Direction: Give back the whole listing exactly as shown.

*** Task data

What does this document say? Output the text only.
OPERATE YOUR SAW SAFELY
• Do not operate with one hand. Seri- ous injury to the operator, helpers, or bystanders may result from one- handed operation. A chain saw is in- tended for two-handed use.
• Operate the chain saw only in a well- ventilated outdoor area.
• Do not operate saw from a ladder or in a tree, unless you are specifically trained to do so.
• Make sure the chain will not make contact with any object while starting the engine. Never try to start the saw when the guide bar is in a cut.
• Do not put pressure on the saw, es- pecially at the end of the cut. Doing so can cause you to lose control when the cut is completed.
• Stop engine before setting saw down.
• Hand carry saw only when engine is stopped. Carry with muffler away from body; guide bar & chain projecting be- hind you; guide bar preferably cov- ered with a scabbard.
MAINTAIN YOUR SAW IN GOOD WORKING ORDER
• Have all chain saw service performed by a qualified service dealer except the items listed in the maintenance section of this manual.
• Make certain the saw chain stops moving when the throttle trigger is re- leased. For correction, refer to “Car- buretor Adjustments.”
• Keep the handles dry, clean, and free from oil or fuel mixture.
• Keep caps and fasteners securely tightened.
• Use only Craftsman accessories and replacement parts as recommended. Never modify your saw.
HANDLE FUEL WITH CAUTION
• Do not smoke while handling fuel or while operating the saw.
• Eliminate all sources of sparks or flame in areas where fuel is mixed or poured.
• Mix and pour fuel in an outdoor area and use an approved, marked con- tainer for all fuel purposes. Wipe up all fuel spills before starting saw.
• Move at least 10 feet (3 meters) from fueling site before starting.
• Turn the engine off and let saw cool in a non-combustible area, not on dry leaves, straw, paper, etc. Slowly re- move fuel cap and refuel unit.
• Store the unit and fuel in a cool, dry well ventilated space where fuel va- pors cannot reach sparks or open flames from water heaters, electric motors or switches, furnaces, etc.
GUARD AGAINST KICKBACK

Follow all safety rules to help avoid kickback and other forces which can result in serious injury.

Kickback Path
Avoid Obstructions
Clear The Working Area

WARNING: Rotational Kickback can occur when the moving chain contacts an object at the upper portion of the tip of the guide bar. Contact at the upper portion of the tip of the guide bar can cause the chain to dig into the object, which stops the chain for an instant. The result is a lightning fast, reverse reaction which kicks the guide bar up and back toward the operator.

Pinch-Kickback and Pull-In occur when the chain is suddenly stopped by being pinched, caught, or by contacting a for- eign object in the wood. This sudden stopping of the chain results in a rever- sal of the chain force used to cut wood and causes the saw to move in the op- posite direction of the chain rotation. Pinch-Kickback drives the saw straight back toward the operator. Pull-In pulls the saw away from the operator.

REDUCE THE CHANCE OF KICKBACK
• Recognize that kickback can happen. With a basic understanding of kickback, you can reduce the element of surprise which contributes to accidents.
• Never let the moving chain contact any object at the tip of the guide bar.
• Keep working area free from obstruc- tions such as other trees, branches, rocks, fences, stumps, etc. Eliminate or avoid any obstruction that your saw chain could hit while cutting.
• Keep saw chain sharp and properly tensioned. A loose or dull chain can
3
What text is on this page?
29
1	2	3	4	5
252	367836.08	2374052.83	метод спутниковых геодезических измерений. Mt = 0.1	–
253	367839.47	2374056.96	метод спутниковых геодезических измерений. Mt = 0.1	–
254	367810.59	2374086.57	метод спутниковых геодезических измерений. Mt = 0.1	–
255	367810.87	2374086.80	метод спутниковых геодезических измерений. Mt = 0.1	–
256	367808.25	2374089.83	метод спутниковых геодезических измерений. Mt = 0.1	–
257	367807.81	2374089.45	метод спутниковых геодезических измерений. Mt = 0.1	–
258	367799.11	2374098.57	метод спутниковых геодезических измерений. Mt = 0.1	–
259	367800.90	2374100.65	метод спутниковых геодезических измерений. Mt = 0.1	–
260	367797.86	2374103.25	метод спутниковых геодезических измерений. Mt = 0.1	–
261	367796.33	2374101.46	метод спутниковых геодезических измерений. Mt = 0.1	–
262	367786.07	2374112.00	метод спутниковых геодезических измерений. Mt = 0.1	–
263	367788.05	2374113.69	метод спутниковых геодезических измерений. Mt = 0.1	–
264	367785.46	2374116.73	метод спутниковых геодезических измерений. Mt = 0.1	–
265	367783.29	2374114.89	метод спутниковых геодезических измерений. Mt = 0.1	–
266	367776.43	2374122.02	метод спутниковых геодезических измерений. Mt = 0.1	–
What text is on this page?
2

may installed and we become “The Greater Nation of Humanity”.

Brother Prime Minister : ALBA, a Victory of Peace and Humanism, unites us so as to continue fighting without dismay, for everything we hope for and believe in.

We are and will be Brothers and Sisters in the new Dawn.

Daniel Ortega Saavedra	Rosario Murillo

******

Complete response:
What does this document say? Output the text only.
OPERATE YOUR SAW SAFELY
• Do not operate with one hand. Seri- ous injury to the operator, helpers, or bystanders may result from one- handed operation. A chain saw is in- tended for two-handed use.
• Operate the chain saw only in a well- ventilated outdoor area.
• Do not operate saw from a ladder or in a tree, unless you are specifically trained to do so.
• Make sure the chain will not make contact with any object while starting the engine. Never try to start the saw when the guide bar is in a cut.
• Do not put pressure on the saw, es- pecially at the end of the cut. Doing so can cause you to lose control when the cut is completed.
• Stop engine before setting saw down.
• Hand carry saw only when engine is stopped. Carry with muffler away from body; guide bar & chain projecting be- hind you; guide bar preferably cov- ered with a scabbard.
MAINTAIN YOUR SAW IN GOOD WORKING ORDER
• Have all chain saw service performed by a qualified service dealer except the items listed in the maintenance section of this manual.
• Make certain the saw chain stops moving when the throttle trigger is re- leased. For correction, refer to “Car- buretor Adjustments.”
• Keep the handles dry, clean, and free from oil or fuel mixture.
• Keep caps and fasteners securely tightened.
• Use only Craftsman accessories and replacement parts as recommended. Never modify your saw.
HANDLE FUEL WITH CAUTION
• Do not smoke while handling fuel or while operating the saw.
• Eliminate all sources of sparks or flame in areas where fuel is mixed or poured.
• Mix and pour fuel in an outdoor area and use an approved, marked con- tainer for all fuel purposes. Wipe up all fuel spills before starting saw.
• Move at least 10 feet (3 meters) from fueling site before starting.
• Turn the engine off and let saw cool in a non-combustible area, not on dry leaves, straw, paper, etc. Slowly re- move fuel cap and refuel unit.
• Store the unit and fuel in a cool, dry well ventilated space where fuel va- pors cannot reach sparks or open flames from water heaters, electric motors or switches, furnaces, etc.
GUARD AGAINST KICKBACK

Follow all safety rules to help avoid kickback and other forces which can result in serious injury.

Kickback Path
Avoid Obstructions
Clear The Working Area

WARNING: Rotational Kickback can occur when the moving chain contacts an object at the upper portion of the tip of the guide bar. Contact at the upper portion of the tip of the guide bar can cause the chain to dig into the object, which stops the chain for an instant. The result is a lightning fast, reverse reaction which kicks the guide bar up and back toward the operator.

Pinch-Kickback and Pull-In occur when the chain is suddenly stopped by being pinched, caught, or by contacting a for- eign object in the wood. This sudden stopping of the chain results in a rever- sal of the chain force used to cut wood and causes the saw to move in the op- posite direction of the chain rotation. Pinch-Kickback drives the saw straight back toward the operator. Pull-In pulls the saw away from the operator.

REDUCE THE CHANCE OF KICKBACK
• Recognize that kickback can happen. With a basic understanding of kickback, you can reduce the element of surprise which contributes to accidents.
• Never let the moving chain contact any object at the tip of the guide bar.
• Keep working area free from obstruc- tions such as other trees, branches, rocks, fences, stumps, etc. Eliminate or avoid any obstruction that your saw chain could hit while cutting.
• Keep saw chain sharp and properly tensioned. A loose or dull chain can
3
What text is on this page?
29
1	2	3	4	5
252	367836.08	2374052.83	метод спутниковых геодезических измерений. Mt = 0.1	–
253	367839.47	2374056.96	метод спутниковых геодезических измерений. Mt = 0.1	–
254	367810.59	2374086.57	метод спутниковых геодезических измерений. Mt = 0.1	–
255	367810.87	2374086.80	метод спутниковых геодезических измерений. Mt = 0.1	–
256	367808.25	2374089.83	метод спутниковых геодезических измерений. Mt = 0.1	–
257	367807.81	2374089.45	метод спутниковых геодезических измерений. Mt = 0.1	–
258	367799.11	2374098.57	метод спутниковых геодезических измерений. Mt = 0.1	–
259	367800.90	2374100.65	метод спутниковых геодезических измерений. Mt = 0.1	–
260	367797.86	2374103.25	метод спутниковых геодезических измерений. Mt = 0.1	–
261	367796.33	2374101.46	метод спутниковых геодезических измерений. Mt = 0.1	–
262	367786.07	2374112.00	метод спутниковых геодезических измерений. Mt = 0.1	–
263	367788.05	2374113.69	метод спутниковых геодезических измерений. Mt = 0.1	–
264	367785.46	2374116.73	метод спутниковых геодезических измерений. Mt = 0.1	–
265	367783.29	2374114.89	метод спутниковых геодезических измерений. Mt = 0.1	–
266	367776.43	2374122.02	метод спутниковых геодезических измерений. Mt = 0.1	–
What text is on this page?
2

may installed and we become “The Greater Nation of Humanity”.

Brother Prime Minister : ALBA, a Victory of Peace and Humanism, unites us so as to continue fighting without dismay, for everything we hope for and believe in.

We are and will be Brothers and Sisters in the new Dawn.

Daniel Ortega Saavedra	Rosario Murillo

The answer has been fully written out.